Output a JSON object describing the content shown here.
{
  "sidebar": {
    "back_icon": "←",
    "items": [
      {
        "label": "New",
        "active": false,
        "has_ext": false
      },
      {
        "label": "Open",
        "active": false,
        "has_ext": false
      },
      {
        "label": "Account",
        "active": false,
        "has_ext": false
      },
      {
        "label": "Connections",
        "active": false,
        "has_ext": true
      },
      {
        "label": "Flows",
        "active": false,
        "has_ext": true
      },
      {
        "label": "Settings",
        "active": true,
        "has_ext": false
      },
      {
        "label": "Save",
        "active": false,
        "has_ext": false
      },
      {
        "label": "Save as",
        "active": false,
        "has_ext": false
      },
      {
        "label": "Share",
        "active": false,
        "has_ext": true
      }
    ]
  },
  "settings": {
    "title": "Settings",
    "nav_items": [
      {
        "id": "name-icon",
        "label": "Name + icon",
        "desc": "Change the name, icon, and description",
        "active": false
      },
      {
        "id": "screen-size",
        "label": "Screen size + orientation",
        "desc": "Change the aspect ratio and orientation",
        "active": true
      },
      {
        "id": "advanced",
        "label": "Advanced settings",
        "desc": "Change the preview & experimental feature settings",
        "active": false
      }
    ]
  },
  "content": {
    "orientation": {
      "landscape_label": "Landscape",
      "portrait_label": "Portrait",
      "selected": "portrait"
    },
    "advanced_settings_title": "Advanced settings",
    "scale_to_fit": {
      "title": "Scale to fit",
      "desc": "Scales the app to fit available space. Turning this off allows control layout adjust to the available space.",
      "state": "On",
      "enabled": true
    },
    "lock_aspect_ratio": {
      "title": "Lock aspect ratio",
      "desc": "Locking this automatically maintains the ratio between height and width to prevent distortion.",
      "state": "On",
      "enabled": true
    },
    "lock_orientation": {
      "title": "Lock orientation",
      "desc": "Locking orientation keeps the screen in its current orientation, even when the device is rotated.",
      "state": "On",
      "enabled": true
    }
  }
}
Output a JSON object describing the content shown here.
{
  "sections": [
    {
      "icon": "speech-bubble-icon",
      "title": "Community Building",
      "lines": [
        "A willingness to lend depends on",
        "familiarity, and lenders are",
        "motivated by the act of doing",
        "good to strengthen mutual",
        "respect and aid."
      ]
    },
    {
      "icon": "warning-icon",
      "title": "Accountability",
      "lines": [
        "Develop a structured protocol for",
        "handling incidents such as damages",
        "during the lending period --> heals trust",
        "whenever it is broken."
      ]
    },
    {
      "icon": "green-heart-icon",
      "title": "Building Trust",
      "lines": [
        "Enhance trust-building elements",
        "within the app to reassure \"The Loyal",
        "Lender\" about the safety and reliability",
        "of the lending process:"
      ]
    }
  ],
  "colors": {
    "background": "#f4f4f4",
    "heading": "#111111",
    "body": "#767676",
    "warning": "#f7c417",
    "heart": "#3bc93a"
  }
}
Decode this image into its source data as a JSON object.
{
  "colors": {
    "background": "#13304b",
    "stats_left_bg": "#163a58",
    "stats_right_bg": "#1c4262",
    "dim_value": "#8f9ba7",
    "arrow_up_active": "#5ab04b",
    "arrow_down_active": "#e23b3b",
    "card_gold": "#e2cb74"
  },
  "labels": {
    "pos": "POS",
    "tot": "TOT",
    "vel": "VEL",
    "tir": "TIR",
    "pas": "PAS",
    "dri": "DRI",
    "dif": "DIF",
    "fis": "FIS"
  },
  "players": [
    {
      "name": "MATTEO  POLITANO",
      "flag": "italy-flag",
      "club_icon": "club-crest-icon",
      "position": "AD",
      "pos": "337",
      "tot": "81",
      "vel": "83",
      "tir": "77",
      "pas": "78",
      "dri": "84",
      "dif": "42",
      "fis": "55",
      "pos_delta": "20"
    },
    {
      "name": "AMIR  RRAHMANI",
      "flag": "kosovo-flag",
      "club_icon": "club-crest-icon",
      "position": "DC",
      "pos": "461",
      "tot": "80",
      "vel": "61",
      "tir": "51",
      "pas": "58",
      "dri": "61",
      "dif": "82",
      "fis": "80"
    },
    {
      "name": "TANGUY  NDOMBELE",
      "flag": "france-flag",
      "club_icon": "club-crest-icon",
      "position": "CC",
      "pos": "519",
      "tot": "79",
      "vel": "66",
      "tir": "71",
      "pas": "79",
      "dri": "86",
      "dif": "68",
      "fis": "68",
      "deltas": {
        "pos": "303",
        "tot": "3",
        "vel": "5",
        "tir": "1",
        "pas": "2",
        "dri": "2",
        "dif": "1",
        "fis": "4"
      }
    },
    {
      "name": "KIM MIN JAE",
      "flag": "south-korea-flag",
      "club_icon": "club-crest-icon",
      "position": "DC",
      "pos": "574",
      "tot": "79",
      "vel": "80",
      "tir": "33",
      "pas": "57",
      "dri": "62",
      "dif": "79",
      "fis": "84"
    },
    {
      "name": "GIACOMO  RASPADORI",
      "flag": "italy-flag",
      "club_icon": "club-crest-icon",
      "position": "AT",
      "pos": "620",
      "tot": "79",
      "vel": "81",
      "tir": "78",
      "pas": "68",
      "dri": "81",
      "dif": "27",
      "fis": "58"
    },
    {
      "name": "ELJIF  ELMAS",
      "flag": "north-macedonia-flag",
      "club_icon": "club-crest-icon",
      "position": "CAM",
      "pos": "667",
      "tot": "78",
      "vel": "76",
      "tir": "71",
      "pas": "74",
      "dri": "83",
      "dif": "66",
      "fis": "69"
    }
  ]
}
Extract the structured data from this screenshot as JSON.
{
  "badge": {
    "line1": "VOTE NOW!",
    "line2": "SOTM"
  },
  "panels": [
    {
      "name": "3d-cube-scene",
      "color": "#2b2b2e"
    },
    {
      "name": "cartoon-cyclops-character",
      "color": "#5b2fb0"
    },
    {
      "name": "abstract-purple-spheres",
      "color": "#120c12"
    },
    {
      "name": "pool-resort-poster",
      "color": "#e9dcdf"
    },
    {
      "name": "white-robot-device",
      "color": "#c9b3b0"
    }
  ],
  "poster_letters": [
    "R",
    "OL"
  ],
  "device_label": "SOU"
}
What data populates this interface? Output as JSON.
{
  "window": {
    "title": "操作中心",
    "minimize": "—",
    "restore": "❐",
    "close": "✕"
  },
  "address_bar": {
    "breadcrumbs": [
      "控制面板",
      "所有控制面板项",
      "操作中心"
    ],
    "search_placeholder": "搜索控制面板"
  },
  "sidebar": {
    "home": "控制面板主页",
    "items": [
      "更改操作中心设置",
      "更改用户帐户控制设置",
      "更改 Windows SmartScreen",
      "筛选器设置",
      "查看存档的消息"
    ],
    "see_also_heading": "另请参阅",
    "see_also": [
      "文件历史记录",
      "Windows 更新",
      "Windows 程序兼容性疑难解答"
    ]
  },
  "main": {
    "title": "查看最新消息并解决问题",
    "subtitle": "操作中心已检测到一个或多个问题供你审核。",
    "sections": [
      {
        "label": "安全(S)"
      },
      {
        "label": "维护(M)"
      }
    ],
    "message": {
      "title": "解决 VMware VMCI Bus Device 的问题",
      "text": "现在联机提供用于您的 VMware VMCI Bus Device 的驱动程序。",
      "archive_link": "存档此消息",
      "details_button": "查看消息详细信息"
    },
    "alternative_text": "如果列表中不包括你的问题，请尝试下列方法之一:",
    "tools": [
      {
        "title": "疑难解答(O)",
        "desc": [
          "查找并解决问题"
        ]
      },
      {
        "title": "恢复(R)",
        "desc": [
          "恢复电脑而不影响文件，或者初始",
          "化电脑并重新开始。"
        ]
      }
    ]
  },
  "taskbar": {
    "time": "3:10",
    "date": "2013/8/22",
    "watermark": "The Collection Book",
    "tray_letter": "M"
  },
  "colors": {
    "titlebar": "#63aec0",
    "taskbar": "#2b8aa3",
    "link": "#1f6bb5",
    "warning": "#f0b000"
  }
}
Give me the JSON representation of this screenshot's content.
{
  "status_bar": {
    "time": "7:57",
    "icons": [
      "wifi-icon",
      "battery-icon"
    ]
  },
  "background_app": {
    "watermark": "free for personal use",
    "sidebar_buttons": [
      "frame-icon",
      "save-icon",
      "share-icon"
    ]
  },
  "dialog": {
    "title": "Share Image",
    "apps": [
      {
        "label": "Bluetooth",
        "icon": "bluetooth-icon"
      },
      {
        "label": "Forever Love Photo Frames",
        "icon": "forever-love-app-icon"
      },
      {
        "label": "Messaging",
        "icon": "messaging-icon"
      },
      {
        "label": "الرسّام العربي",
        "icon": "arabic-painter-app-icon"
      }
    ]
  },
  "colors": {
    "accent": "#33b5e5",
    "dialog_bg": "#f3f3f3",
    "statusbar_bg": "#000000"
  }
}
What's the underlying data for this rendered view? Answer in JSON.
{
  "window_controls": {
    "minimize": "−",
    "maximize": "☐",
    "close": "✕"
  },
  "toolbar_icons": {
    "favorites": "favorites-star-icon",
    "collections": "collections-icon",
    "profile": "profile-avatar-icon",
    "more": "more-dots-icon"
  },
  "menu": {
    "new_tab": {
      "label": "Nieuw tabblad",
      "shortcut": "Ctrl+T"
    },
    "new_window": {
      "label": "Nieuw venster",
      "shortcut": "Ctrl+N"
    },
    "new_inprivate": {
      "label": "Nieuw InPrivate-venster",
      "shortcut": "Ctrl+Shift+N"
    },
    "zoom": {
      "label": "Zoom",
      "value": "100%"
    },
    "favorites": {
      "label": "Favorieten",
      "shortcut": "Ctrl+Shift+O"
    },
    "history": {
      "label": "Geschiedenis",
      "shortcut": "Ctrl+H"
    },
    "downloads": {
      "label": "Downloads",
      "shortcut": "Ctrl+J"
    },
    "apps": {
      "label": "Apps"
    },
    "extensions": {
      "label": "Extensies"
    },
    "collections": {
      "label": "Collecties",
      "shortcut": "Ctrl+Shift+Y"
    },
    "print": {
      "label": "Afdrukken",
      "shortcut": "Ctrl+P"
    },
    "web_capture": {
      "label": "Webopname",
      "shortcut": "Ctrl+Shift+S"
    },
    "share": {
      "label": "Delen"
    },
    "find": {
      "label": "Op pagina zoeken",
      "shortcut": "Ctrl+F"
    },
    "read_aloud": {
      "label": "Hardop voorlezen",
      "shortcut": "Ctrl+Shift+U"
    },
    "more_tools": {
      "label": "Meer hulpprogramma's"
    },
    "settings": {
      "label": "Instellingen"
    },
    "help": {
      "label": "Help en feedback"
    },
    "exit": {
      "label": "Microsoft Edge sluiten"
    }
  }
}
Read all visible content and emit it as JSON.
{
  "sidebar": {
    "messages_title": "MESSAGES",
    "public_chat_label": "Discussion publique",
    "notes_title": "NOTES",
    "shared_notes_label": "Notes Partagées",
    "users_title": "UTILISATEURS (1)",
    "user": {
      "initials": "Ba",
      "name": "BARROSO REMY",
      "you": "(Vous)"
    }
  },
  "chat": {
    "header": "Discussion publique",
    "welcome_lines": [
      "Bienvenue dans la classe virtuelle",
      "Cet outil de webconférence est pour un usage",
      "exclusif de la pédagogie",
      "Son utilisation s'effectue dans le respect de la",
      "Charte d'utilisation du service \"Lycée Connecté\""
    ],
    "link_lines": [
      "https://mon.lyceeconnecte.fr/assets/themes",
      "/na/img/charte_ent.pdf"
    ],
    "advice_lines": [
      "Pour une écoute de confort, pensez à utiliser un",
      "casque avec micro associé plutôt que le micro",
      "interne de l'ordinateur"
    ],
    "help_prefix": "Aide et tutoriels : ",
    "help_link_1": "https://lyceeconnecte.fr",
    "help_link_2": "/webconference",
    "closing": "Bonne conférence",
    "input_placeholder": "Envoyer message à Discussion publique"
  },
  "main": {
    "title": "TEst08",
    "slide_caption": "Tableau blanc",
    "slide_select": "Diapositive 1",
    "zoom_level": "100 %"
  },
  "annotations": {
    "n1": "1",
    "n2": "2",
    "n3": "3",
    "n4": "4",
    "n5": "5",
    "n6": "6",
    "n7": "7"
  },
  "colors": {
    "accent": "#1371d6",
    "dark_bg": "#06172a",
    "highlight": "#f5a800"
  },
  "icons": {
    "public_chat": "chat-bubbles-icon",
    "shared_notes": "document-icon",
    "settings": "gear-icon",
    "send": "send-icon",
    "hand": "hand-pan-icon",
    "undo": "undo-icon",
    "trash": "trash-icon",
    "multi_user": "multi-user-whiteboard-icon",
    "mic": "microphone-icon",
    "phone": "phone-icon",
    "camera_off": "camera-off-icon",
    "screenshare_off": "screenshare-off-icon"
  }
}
══════════════════════════════
-- Exercise aim --
Extract each line from the listing that holds the word "favorites".

-- Correct answer --
    "favorites": "favorites-star-icon",
    "favorites": {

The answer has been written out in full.